SQL Server Optimization – Avoiding Subqueries or Joins with Sufficient WHERE Clauses

optimizationsql server

Consider this as example:

SELECT TOP 1 FROM customers
WHERE firstname LIKE 'John%'
   OR id IN (SELECT id_customer 
             FROM customer_emails 
             WHERE email like 'john.doe@%' )

Does query optimizer manage to prioritize the first clause, avoiding to do the subquery if the simpler clause is true for at least 1 record (from using Top 1)?

I am mainly asking this because the above query can be rewritten as Join, which technically would be faster according to Join vs. sub-query. However if the subquery is avoided, the above example is clearly superior to a Join one in situations where the first clause is likely to be true.

Best Answer

Does query optimizer manage to prioritize the first clause, avoiding to do the subquery if the simpler clause is true for at least 1 record.

It can do

create table customers(id int identity primary key, firstname varchar(10)) ;
insert into customers values ('John'),  ('Johnathan'), ('George');
create table customer_emails(id_customer int, email varchar(100));
insert into customer_emails values (1, 'John@example.com'),  (2, 'Johnathan@example.com');

In the plan I got the first row matched the LIKE 'John%' predicate and the scan against customer_emails was not executed at all.
┄┄┄┄┄┄┄┄┄┄┄┄┄┄┄┄┄┄┄┄
GOAL: Continue the SQL Server subquery optimization thread above, picking up right after its final sentence.

Data items:
┄┄┄┄┄┄┄┄┄┄┄┄┄┄┄┄┄┄┄┄
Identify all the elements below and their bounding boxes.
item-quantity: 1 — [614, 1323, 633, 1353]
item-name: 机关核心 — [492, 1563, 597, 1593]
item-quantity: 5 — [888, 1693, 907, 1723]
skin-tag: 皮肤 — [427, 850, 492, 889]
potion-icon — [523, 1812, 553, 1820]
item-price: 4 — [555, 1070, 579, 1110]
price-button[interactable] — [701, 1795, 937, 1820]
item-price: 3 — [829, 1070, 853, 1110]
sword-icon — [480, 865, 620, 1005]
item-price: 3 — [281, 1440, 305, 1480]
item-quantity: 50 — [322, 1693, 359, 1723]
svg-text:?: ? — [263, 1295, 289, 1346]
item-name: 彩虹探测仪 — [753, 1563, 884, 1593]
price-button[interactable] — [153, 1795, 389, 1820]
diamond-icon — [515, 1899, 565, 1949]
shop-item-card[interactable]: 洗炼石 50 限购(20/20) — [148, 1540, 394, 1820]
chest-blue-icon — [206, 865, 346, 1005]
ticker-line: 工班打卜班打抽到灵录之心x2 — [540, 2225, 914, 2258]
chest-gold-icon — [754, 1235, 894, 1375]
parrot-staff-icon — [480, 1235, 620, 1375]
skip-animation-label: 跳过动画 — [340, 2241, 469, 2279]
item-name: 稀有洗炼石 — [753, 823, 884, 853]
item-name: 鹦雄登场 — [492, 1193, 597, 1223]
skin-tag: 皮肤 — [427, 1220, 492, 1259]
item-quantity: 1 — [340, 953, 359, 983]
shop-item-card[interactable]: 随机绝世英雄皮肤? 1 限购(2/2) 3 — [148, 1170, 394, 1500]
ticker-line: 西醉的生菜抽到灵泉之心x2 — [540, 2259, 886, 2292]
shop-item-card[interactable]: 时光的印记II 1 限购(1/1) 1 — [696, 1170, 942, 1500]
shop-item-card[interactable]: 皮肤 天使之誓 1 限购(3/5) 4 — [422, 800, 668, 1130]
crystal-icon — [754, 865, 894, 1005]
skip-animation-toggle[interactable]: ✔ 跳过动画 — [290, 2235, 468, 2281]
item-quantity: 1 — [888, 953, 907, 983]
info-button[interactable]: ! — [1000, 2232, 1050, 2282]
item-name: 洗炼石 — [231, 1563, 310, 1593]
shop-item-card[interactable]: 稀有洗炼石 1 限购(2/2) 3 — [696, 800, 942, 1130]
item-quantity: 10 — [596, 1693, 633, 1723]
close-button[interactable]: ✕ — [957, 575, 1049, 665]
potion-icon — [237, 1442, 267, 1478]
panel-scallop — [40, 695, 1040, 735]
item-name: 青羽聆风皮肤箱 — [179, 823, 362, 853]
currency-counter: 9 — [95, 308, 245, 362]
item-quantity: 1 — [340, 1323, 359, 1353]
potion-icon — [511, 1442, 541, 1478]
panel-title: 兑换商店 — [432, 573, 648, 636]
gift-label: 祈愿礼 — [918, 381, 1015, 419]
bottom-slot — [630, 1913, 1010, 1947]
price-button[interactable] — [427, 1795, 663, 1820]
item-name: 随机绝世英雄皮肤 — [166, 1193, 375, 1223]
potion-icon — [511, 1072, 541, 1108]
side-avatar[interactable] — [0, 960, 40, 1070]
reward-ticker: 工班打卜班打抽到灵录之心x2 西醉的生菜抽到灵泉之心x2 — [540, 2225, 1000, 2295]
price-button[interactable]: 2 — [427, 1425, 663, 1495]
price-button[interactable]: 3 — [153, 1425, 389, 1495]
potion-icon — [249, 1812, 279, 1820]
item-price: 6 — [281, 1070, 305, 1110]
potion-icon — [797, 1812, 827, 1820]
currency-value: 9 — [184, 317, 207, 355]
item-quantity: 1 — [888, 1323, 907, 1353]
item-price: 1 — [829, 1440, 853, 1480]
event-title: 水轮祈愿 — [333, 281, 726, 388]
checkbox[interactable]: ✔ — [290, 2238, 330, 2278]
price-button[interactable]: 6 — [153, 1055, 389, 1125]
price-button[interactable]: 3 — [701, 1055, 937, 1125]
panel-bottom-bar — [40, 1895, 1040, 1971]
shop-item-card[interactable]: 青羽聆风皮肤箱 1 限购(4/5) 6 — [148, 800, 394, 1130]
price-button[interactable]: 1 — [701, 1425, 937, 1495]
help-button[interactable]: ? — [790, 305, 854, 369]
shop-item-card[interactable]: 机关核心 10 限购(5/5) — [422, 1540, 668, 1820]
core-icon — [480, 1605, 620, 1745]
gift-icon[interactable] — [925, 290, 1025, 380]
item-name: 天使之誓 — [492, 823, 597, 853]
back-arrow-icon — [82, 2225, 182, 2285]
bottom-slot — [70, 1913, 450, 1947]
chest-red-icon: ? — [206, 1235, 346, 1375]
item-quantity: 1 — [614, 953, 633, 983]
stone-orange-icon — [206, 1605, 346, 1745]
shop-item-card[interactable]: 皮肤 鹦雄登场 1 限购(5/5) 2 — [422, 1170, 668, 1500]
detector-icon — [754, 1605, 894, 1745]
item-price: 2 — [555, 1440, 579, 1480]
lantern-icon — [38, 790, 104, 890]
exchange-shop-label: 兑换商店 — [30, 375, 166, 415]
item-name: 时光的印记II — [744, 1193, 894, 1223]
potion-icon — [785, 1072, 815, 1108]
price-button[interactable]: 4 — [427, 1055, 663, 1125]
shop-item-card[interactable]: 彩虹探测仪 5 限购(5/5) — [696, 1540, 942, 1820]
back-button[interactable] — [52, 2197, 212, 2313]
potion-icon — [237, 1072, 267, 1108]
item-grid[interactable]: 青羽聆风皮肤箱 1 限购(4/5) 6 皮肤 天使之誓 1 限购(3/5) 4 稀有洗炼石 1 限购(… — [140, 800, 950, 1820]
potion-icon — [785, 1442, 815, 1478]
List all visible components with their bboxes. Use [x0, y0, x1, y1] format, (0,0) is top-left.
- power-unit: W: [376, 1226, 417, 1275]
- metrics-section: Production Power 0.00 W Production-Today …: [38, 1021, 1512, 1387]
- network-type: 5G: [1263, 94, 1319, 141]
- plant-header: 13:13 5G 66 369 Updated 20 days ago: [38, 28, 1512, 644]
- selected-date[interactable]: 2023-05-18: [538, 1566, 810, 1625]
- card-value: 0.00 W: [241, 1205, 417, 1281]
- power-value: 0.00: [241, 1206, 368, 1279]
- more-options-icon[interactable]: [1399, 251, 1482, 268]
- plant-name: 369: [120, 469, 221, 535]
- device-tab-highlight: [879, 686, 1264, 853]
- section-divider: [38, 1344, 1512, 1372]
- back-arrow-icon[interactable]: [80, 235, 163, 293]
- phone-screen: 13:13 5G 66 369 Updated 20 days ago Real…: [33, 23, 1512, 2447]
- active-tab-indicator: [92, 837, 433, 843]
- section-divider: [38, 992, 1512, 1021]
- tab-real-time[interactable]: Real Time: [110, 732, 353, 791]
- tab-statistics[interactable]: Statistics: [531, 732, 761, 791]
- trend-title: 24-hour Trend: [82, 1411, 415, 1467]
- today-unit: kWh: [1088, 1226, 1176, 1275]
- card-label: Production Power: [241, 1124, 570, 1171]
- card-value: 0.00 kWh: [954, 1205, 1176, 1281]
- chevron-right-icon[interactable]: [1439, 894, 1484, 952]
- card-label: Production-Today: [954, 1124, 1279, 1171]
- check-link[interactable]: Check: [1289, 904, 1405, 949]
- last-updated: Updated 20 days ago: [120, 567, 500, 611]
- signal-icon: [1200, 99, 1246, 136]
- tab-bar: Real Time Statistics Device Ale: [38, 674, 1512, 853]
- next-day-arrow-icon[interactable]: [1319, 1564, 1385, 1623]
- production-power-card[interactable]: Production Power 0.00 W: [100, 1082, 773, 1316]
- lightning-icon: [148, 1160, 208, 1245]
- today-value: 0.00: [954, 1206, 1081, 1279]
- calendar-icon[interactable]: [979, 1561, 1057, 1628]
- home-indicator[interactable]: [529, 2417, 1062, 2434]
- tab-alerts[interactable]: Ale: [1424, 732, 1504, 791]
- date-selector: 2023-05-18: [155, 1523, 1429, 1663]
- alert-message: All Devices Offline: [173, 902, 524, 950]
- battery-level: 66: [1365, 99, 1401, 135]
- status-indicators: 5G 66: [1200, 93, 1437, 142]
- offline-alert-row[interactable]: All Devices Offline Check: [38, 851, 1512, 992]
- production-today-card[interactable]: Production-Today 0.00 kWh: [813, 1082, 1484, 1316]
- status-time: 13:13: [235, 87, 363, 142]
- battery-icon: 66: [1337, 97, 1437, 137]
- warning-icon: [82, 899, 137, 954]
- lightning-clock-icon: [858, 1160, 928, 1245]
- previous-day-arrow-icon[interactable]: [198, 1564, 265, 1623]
┄┄┄┄┄┄┄┄┄┄┄┄┄┄┄┄┄┄┄┄
THE OUTPUT:
enter image description here

However your question is phrased as

if the simpler clause is true for at least 1 record

That would imply that the simpler WHERE clause is evaluated in its entirety and only if that fails is the second one evaluated.

For

SELECT TOP 1 *
FROM customers
WHERE firstname LIKE 'George%'
   OR id IN (SELECT id_customer 
             FROM customer_emails 
             WHERE email like 'George.doe@%' );

Three rows were processed before one was found matching LIKE 'George%'and there were two ensuing scans on customer_emails

Rewriting as follows...

create index ix on customers(firstname) include(id)

SELECT TOP 1 *
FROM customers with(forceseek)
WHERE firstname LIKE 'George%'
   OR  firstname NOT LIKE 'George%' AND  id IN (SELECT id_customer 
             FROM customer_emails 
             WHERE email like 'George.doe@%' );

... happens to give a plan where the operators in the shaded area for the IN part don't get executed if the simpler predicate returns a row but this plan isn't guaranteed.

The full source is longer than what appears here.